▶ **Challenge**
From the listing that follows, output everything exactly except the pictures.

(Records from a dataset)
╭──
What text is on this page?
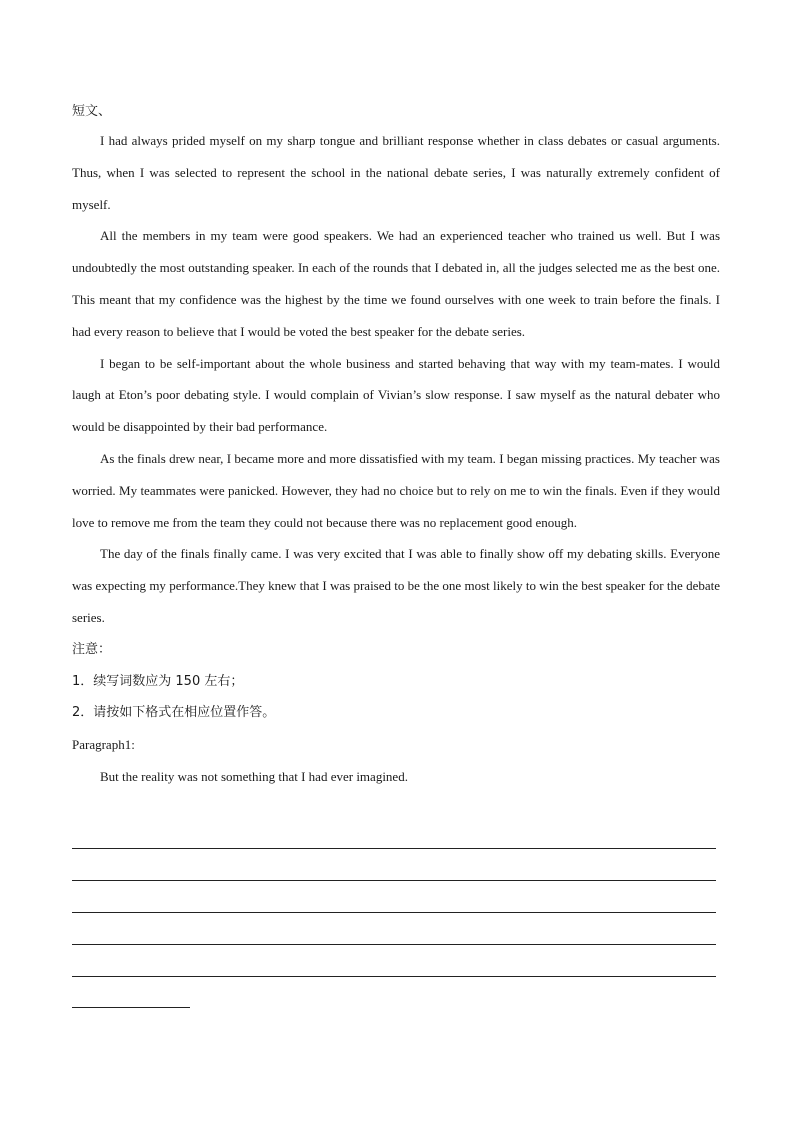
短文、

I had always prided myself on my sharp tongue and brilliant response whether in class debates or casual arguments. Thus, when I was selected to represent the school in the national debate series, I was naturally extremely confident of myself.

All the members in my team were good speakers. We had an experienced teacher who trained us well. But I was undoubtedly the most outstanding speaker. In each of the rounds that I debated in, all the judges selected me as the best one. This meant that my confidence was the highest by the time we found ourselves with one week to train before the finals. I had every reason to believe that I would be voted the best speaker for the debate series.

I began to be self-important about the whole business and started behaving that way with my team-mates. I would laugh at Eton’s poor debating style. I would complain of Vivian’s slow response. I saw myself as the natural debater who would be disappointed by their bad performance.

As the finals drew near, I became more and more dissatisfied with my team. I began missing practices. My teacher was worried. My teammates were panicked. However, they had no choice but to rely on me to win the finals. Even if they would love to remove me from the team they could not because there was no replacement good enough.

The day of the finals finally came. I was very excited that I was able to finally show off my debating skills. Everyone was expecting my performance.They knew that I was praised to be the one most likely to win the best speaker for the debate series.

注意：

1．续写词数应为 150 左右；

2．请按如下格式在相应位置作答。

Paragraph1:

But the reality was not something that I had ever imagined.
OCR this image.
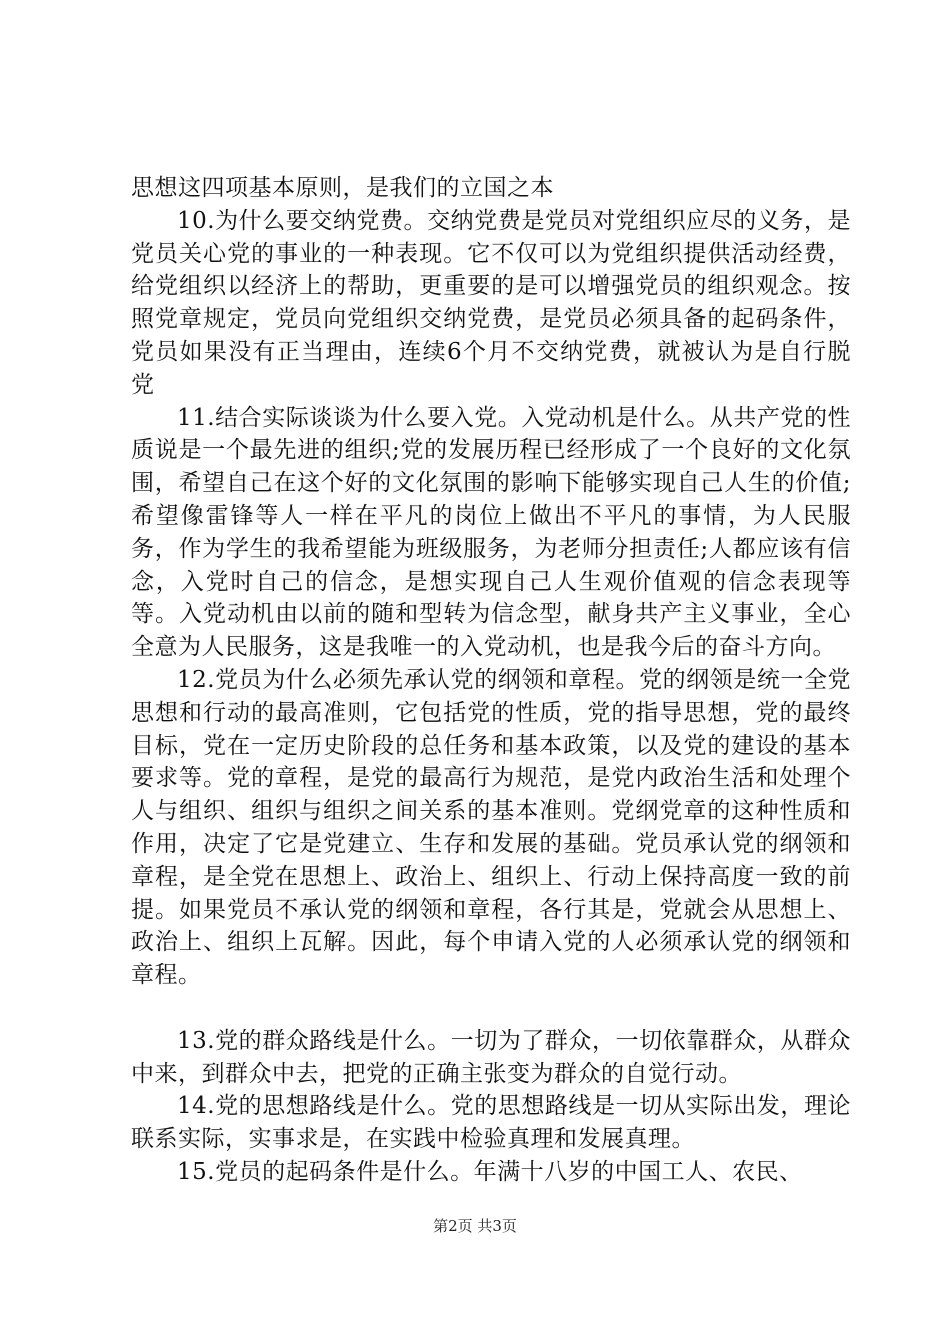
思想这四项基本原则，是我们的立国之本

10.为什么要交纳党费。交纳党费是党员对党组织应尽的义务，是党员关心党的事业的一种表现。它不仅可以为党组织提供活动经费，给党组织以经济上的帮助，更重要的是可以增强党员的组织观念。按照党章规定，党员向党组织交纳党费，是党员必须具备的起码条件，党员如果没有正当理由，连续6个月不交纳党费，就被认为是自行脱党

11.结合实际谈谈为什么要入党。入党动机是什么。从共产党的性质说是一个最先进的组织;党的发展历程已经形成了一个良好的文化氛围，希望自己在这个好的文化氛围的影响下能够实现自己人生的价值;希望像雷锋等人一样在平凡的岗位上做出不平凡的事情，为人民服务，作为学生的我希望能为班级服务，为老师分担责任;人都应该有信念，入党时自己的信念，是想实现自己人生观价值观的信念表现等等。入党动机由以前的随和型转为信念型，献身共产主义事业，全心全意为人民服务，这是我唯一的入党动机，也是我今后的奋斗方向。

12.党员为什么必须先承认党的纲领和章程。党的纲领是统一全党思想和行动的最高准则，它包括党的性质，党的指导思想，党的最终目标，党在一定历史阶段的总任务和基本政策，以及党的建设的基本要求等。党的章程，是党的最高行为规范，是党内政治生活和处理个人与组织、组织与组织之间关系的基本准则。党纲党章的这种性质和作用，决定了它是党建立、生存和发展的基础。党员承认党的纲领和章程，是全党在思想上、政治上、组织上、行动上保持高度一致的前提。如果党员不承认党的纲领和章程，各行其是，党就会从思想上、政治上、组织上瓦解。因此，每个申请入党的人必须承认党的纲领和章程。

13.党的群众路线是什么。一切为了群众，一切依靠群众，从群众中来，到群众中去，把党的正确主张变为群众的自觉行动。

14.党的思想路线是什么。党的思想路线是一切从实际出发，理论联系实际，实事求是，在实践中检验真理和发展真理。

15.党员的起码条件是什么。年满十八岁的中国工人、农民、

第2页 共3页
╰──
▶ **Answer to this problem**
What text is on this page?
短文、

I had always prided myself on my sharp tongue and brilliant response whether in class debates or casual arguments. Thus, when I was selected to represent the school in the national debate series, I was naturally extremely confident of myself.

All the members in my team were good speakers. We had an experienced teacher who trained us well. But I was undoubtedly the most outstanding speaker. In each of the rounds that I debated in, all the judges selected me as the best one. This meant that my confidence was the highest by the time we found ourselves with one week to train before the finals. I had every reason to believe that I would be voted the best speaker for the debate series.

I began to be self-important about the whole business and started behaving that way with my team-mates. I would laugh at Eton’s poor debating style. I would complain of Vivian’s slow response. I saw myself as the natural debater who would be disappointed by their bad performance.

As the finals drew near, I became more and more dissatisfied with my team. I began missing practices. My teacher was worried. My teammates were panicked. However, they had no choice but to rely on me to win the finals. Even if they would love to remove me from the team they could not because there was no replacement good enough.

The day of the finals finally came. I was very excited that I was able to finally show off my debating skills. Everyone was expecting my performance.They knew that I was praised to be the one most likely to win the best speaker for the debate series.

注意：

1．续写词数应为 150 左右；

2．请按如下格式在相应位置作答。

Paragraph1:

But the reality was not something that I had ever imagined.
OCR this image.
思想这四项基本原则，是我们的立国之本

10.为什么要交纳党费。交纳党费是党员对党组织应尽的义务，是党员关心党的事业的一种表现。它不仅可以为党组织提供活动经费，给党组织以经济上的帮助，更重要的是可以增强党员的组织观念。按照党章规定，党员向党组织交纳党费，是党员必须具备的起码条件，党员如果没有正当理由，连续6个月不交纳党费，就被认为是自行脱党

11.结合实际谈谈为什么要入党。入党动机是什么。从共产党的性质说是一个最先进的组织;党的发展历程已经形成了一个良好的文化氛围，希望自己在这个好的文化氛围的影响下能够实现自己人生的价值;希望像雷锋等人一样在平凡的岗位上做出不平凡的事情，为人民服务，作为学生的我希望能为班级服务，为老师分担责任;人都应该有信念，入党时自己的信念，是想实现自己人生观价值观的信念表现等等。入党动机由以前的随和型转为信念型，献身共产主义事业，全心全意为人民服务，这是我唯一的入党动机，也是我今后的奋斗方向。

12.党员为什么必须先承认党的纲领和章程。党的纲领是统一全党思想和行动的最高准则，它包括党的性质，党的指导思想，党的最终目标，党在一定历史阶段的总任务和基本政策，以及党的建设的基本要求等。党的章程，是党的最高行为规范，是党内政治生活和处理个人与组织、组织与组织之间关系的基本准则。党纲党章的这种性质和作用，决定了它是党建立、生存和发展的基础。党员承认党的纲领和章程，是全党在思想上、政治上、组织上、行动上保持高度一致的前提。如果党员不承认党的纲领和章程，各行其是，党就会从思想上、政治上、组织上瓦解。因此，每个申请入党的人必须承认党的纲领和章程。

13.党的群众路线是什么。一切为了群众，一切依靠群众，从群众中来，到群众中去，把党的正确主张变为群众的自觉行动。

14.党的思想路线是什么。党的思想路线是一切从实际出发，理论联系实际，实事求是，在实践中检验真理和发展真理。

15.党员的起码条件是什么。年满十八岁的中国工人、农民、

第2页 共3页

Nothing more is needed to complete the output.